→ **Directions**
Check each line below for the word "Title" and give the number of lines that have it, nothing more.

-- start Given entries --

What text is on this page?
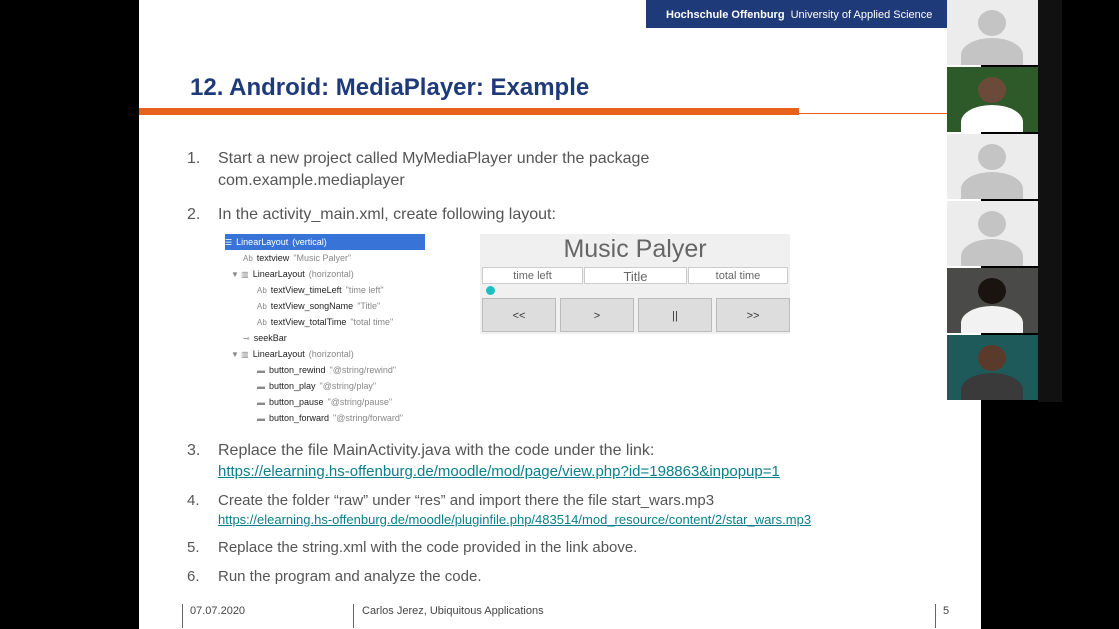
Hochschule Offenburg University of Applied Science
12. Android: MediaPlayer: Example
1.	Start a new project called MyMediaPlayer under the package
com.example.mediaplayer
2.	In the activity_main.xml, create following layout:
☰ LinearLayout (vertical)
Ab textview "Music Palyer"
▼ ▥ LinearLayout (horizontal)
Ab textView_timeLeft "time left"
Ab textView_songName "Title"
Ab textView_totalTime "total time"
⊸ seekBar
▼ ▥ LinearLayout (horizontal)
▬ button_rewind "@string/rewind"
▬ button_play "@string/play"
▬ button_pause "@string/pause"
▬ button_forward "@string/forward"
Music Palyer
time left	Title	total time
<<	>	||	>>
3.	Replace the file MainActivity.java with the code under the link:
https://elearning.hs-offenburg.de/moodle/mod/page/view.php?id=198863&inpopup=1
4.	Create the folder “raw” under “res” and import there the file start_wars.mp3
https://elearning.hs-offenburg.de/moodle/pluginfile.php/483514/mod_resource/content/2/star_wars.mp3
5.	Replace the string.xml with the code provided in the link above.
6.	Run the program and analyze the code.
07.07.2020	Carlos Jerez, Ubiquitous Applications	5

-- end Given entries --

→ **The response**
2